Exercise =>
Give the lines below as a numbered list, skipping any blank lines and omitting the pictures.
+++ Given information
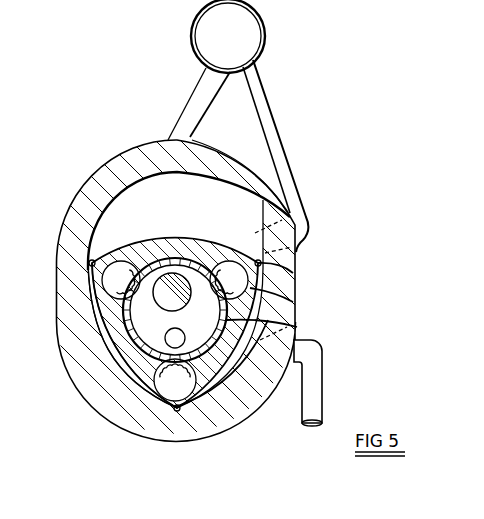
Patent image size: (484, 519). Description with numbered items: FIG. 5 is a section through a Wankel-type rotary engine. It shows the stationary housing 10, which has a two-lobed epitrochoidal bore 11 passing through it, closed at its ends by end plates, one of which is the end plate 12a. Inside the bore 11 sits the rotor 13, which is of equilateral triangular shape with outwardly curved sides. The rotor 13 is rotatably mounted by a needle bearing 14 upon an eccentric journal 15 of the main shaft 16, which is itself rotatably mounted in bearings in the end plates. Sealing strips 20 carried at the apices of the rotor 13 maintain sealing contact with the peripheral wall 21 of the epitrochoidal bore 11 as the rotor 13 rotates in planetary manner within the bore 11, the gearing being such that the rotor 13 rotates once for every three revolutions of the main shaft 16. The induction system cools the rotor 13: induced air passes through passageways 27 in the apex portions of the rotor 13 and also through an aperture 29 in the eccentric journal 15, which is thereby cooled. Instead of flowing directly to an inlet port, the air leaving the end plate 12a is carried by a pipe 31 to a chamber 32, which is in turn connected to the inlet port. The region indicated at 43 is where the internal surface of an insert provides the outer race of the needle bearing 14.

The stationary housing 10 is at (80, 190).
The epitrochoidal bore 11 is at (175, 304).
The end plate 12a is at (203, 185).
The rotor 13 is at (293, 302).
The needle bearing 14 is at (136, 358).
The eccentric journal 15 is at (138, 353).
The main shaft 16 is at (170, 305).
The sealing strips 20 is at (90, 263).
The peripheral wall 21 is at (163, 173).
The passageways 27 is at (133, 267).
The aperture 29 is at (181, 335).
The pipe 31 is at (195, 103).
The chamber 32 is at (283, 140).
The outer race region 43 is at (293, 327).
++++++
Solved exercise =>
1. Patent image size: (484, 519). Description with numbered items: FIG. 5 is a section through a Wankel-type rotary engine. It shows the stationary housing 10, which has a two-lobed epitrochoidal bore 11 passing through it, closed at its ends by end plates, one of which is the end plate 12a. Inside the bore 11 sits the rotor 13, which is of equilateral triangular shape with outwardly curved sides. The rotor 13 is rotatably mounted by a needle bearing 14 upon an eccentric journal 15 of the main shaft 16, which is itself rotatably mounted in bearings in the end plates. Sealing strips 20 carried at the apices of the rotor 13 maintain sealing contact with the peripheral wall 21 of the epitrochoidal bore 11 as the rotor 13 rotates in planetary manner within the bore 11, the gearing being such that the rotor 13 rotates once for every three revolutions of the main shaft 16. The induction system cools the rotor 13: induced air passes through passageways 27 in the apex portions of the rotor 13 and also through an aperture 29 in the eccentric journal 15, which is thereby cooled. Instead of flowing directly to an inlet port, the air leaving the end plate 12a is carried by a pipe 31 to a chamber 32, which is in turn connected to the inlet port. The region indicated at 43 is where the internal surface of an insert provides the outer race of the needle bearing 14.
2. The stationary housing 10 is at (80, 190).
3. The epitrochoidal bore 11 is at (175, 304).
4. The end plate 12a is at (203, 185).
5. The rotor 13 is at (293, 302).
6. The needle bearing 14 is at (136, 358).
7. The eccentric journal 15 is at (138, 353).
8. The main shaft 16 is at (170, 305).
9. The sealing strips 20 is at (90, 263).
10. The peripheral wall 21 is at (163, 173).
11. The passageways 27 is at (133, 267).
12. The aperture 29 is at (181, 335).
13. The pipe 31 is at (195, 103).
14. The chamber 32 is at (283, 140).
15. The outer race region 43 is at (293, 327).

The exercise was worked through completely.